**Material for the task**

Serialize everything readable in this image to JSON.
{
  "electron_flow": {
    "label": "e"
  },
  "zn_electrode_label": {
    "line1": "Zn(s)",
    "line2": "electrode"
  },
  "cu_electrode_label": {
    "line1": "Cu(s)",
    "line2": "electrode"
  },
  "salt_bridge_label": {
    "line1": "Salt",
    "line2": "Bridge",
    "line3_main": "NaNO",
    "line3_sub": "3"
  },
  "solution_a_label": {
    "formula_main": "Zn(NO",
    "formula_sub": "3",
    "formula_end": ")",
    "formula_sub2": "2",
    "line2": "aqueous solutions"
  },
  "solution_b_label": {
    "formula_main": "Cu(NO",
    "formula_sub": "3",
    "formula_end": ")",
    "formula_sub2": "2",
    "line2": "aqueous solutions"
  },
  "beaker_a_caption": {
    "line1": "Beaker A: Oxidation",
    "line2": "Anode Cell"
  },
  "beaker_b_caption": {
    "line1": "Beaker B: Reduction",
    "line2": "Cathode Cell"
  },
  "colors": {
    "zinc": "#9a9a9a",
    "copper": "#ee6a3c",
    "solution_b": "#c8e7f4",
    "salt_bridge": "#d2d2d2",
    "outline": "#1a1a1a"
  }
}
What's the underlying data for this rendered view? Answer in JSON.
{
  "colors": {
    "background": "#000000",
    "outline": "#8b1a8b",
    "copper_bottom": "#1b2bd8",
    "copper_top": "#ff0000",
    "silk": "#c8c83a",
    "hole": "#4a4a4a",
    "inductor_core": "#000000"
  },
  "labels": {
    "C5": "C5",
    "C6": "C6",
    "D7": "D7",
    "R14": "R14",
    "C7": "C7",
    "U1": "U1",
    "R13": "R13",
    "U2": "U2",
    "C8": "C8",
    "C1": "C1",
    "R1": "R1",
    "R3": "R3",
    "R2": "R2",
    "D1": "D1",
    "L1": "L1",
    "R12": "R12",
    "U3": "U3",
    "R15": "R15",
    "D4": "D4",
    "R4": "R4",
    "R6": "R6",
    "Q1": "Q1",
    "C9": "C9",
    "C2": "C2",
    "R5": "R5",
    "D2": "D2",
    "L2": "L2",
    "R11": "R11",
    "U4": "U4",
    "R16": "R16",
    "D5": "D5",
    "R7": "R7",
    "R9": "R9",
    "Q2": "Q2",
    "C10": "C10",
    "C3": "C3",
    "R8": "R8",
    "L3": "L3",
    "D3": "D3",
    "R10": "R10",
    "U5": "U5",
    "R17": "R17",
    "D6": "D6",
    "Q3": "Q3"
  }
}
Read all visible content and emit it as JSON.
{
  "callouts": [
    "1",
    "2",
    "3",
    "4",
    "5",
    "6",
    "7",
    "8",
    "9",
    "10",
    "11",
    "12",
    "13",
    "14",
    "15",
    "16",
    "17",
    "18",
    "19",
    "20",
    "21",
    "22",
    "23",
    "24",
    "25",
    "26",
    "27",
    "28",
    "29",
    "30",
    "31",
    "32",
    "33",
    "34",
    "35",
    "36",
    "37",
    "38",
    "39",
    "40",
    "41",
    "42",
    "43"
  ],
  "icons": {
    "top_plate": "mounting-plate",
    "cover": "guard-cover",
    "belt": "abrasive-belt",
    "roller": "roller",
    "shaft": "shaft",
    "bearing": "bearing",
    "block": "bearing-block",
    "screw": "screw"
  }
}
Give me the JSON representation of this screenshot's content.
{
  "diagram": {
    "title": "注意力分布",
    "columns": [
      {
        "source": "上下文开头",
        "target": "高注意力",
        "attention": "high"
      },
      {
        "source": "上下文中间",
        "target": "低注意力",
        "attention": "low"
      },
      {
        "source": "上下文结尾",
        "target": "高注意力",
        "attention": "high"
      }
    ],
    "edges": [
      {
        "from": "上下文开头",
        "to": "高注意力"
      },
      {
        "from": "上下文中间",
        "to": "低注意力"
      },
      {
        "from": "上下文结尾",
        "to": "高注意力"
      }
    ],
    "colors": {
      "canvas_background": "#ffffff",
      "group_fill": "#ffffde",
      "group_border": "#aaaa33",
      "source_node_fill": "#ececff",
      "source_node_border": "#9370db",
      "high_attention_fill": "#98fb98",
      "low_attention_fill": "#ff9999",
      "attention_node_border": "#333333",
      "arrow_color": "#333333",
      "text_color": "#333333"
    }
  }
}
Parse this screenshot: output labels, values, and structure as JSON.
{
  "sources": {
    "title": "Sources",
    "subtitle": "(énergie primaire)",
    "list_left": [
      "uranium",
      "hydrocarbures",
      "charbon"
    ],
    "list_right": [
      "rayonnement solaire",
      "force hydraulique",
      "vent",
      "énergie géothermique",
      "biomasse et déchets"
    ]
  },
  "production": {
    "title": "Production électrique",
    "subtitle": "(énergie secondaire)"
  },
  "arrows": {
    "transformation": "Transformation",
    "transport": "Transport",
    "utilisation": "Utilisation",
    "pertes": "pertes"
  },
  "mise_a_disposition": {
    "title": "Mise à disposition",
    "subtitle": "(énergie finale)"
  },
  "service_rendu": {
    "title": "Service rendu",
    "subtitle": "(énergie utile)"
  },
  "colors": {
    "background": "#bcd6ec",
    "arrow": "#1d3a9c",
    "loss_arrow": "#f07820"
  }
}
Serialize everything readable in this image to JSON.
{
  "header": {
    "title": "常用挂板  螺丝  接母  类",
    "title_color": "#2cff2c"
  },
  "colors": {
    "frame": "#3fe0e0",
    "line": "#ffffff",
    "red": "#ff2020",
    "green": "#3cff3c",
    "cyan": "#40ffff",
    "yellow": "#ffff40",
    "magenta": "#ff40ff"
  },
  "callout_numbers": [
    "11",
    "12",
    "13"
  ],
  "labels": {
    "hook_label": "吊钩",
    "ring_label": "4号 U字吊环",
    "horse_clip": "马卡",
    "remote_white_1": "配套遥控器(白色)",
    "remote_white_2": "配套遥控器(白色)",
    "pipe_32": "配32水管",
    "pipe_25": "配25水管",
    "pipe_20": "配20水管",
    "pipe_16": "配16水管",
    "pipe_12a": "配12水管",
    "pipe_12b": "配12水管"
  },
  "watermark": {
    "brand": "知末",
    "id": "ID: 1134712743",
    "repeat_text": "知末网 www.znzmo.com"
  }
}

**Work required**
Repeat every entry exactly as written above.

**Solved exercise**
Serialize everything readable in this image to JSON.
{
  "electron_flow": {
    "label": "e"
  },
  "zn_electrode_label": {
    "line1": "Zn(s)",
    "line2": "electrode"
  },
  "cu_electrode_label": {
    "line1": "Cu(s)",
    "line2": "electrode"
  },
  "salt_bridge_label": {
    "line1": "Salt",
    "line2": "Bridge",
    "line3_main": "NaNO",
    "line3_sub": "3"
  },
  "solution_a_label": {
    "formula_main": "Zn(NO",
    "formula_sub": "3",
    "formula_end": ")",
    "formula_sub2": "2",
    "line2": "aqueous solutions"
  },
  "solution_b_label": {
    "formula_main": "Cu(NO",
    "formula_sub": "3",
    "formula_end": ")",
    "formula_sub2": "2",
    "line2": "aqueous solutions"
  },
  "beaker_a_caption": {
    "line1": "Beaker A: Oxidation",
    "line2": "Anode Cell"
  },
  "beaker_b_caption": {
    "line1": "Beaker B: Reduction",
    "line2": "Cathode Cell"
  },
  "colors": {
    "zinc": "#9a9a9a",
    "copper": "#ee6a3c",
    "solution_b": "#c8e7f4",
    "salt_bridge": "#d2d2d2",
    "outline": "#1a1a1a"
  }
}
What's the underlying data for this rendered view? Answer in JSON.
{
  "colors": {
    "background": "#000000",
    "outline": "#8b1a8b",
    "copper_bottom": "#1b2bd8",
    "copper_top": "#ff0000",
    "silk": "#c8c83a",
    "hole": "#4a4a4a",
    "inductor_core": "#000000"
  },
  "labels": {
    "C5": "C5",
    "C6": "C6",
    "D7": "D7",
    "R14": "R14",
    "C7": "C7",
    "U1": "U1",
    "R13": "R13",
    "U2": "U2",
    "C8": "C8",
    "C1": "C1",
    "R1": "R1",
    "R3": "R3",
    "R2": "R2",
    "D1": "D1",
    "L1": "L1",
    "R12": "R12",
    "U3": "U3",
    "R15": "R15",
    "D4": "D4",
    "R4": "R4",
    "R6": "R6",
    "Q1": "Q1",
    "C9": "C9",
    "C2": "C2",
    "R5": "R5",
    "D2": "D2",
    "L2": "L2",
    "R11": "R11",
    "U4": "U4",
    "R16": "R16",
    "D5": "D5",
    "R7": "R7",
    "R9": "R9",
    "Q2": "Q2",
    "C10": "C10",
    "C3": "C3",
    "R8": "R8",
    "L3": "L3",
    "D3": "D3",
    "R10": "R10",
    "U5": "U5",
    "R17": "R17",
    "D6": "D6",
    "Q3": "Q3"
  }
}
Read all visible content and emit it as JSON.
{
  "callouts": [
    "1",
    "2",
    "3",
    "4",
    "5",
    "6",
    "7",
    "8",
    "9",
    "10",
    "11",
    "12",
    "13",
    "14",
    "15",
    "16",
    "17",
    "18",
    "19",
    "20",
    "21",
    "22",
    "23",
    "24",
    "25",
    "26",
    "27",
    "28",
    "29",
    "30",
    "31",
    "32",
    "33",
    "34",
    "35",
    "36",
    "37",
    "38",
    "39",
    "40",
    "41",
    "42",
    "43"
  ],
  "icons": {
    "top_plate": "mounting-plate",
    "cover": "guard-cover",
    "belt": "abrasive-belt",
    "roller": "roller",
    "shaft": "shaft",
    "bearing": "bearing",
    "block": "bearing-block",
    "screw": "screw"
  }
}
Give me the JSON representation of this screenshot's content.
{
  "diagram": {
    "title": "注意力分布",
    "columns": [
      {
        "source": "上下文开头",
        "target": "高注意力",
        "attention": "high"
      },
      {
        "source": "上下文中间",
        "target": "低注意力",
        "attention": "low"
      },
      {
        "source": "上下文结尾",
        "target": "高注意力",
        "attention": "high"
      }
    ],
    "edges": [
      {
        "from": "上下文开头",
        "to": "高注意力"
      },
      {
        "from": "上下文中间",
        "to": "低注意力"
      },
      {
        "from": "上下文结尾",
        "to": "高注意力"
      }
    ],
    "colors": {
      "canvas_background": "#ffffff",
      "group_fill": "#ffffde",
      "group_border": "#aaaa33",
      "source_node_fill": "#ececff",
      "source_node_border": "#9370db",
      "high_attention_fill": "#98fb98",
      "low_attention_fill": "#ff9999",
      "attention_node_border": "#333333",
      "arrow_color": "#333333",
      "text_color": "#333333"
    }
  }
}
Parse this screenshot: output labels, values, and structure as JSON.
{
  "sources": {
    "title": "Sources",
    "subtitle": "(énergie primaire)",
    "list_left": [
      "uranium",
      "hydrocarbures",
      "charbon"
    ],
    "list_right": [
      "rayonnement solaire",
      "force hydraulique",
      "vent",
      "énergie géothermique",
      "biomasse et déchets"
    ]
  },
  "production": {
    "title": "Production électrique",
    "subtitle": "(énergie secondaire)"
  },
  "arrows": {
    "transformation": "Transformation",
    "transport": "Transport",
    "utilisation": "Utilisation",
    "pertes": "pertes"
  },
  "mise_a_disposition": {
    "title": "Mise à disposition",
    "subtitle": "(énergie finale)"
  },
  "service_rendu": {
    "title": "Service rendu",
    "subtitle": "(énergie utile)"
  },
  "colors": {
    "background": "#bcd6ec",
    "arrow": "#1d3a9c",
    "loss_arrow": "#f07820"
  }
}
Serialize everything readable in this image to JSON.
{
  "header": {
    "title": "常用挂板  螺丝  接母  类",
    "title_color": "#2cff2c"
  },
  "colors": {
    "frame": "#3fe0e0",
    "line": "#ffffff",
    "red": "#ff2020",
    "green": "#3cff3c",
    "cyan": "#40ffff",
    "yellow": "#ffff40",
    "magenta": "#ff40ff"
  },
  "callout_numbers": [
    "11",
    "12",
    "13"
  ],
  "labels": {
    "hook_label": "吊钩",
    "ring_label": "4号 U字吊环",
    "horse_clip": "马卡",
    "remote_white_1": "配套遥控器(白色)",
    "remote_white_2": "配套遥控器(白色)",
    "pipe_32": "配32水管",
    "pipe_25": "配25水管",
    "pipe_20": "配20水管",
    "pipe_16": "配16水管",
    "pipe_12a": "配12水管",
    "pipe_12b": "配12水管"
  },
  "watermark": {
    "brand": "知末",
    "id": "ID: 1134712743",
    "repeat_text": "知末网 www.znzmo.com"
  }
}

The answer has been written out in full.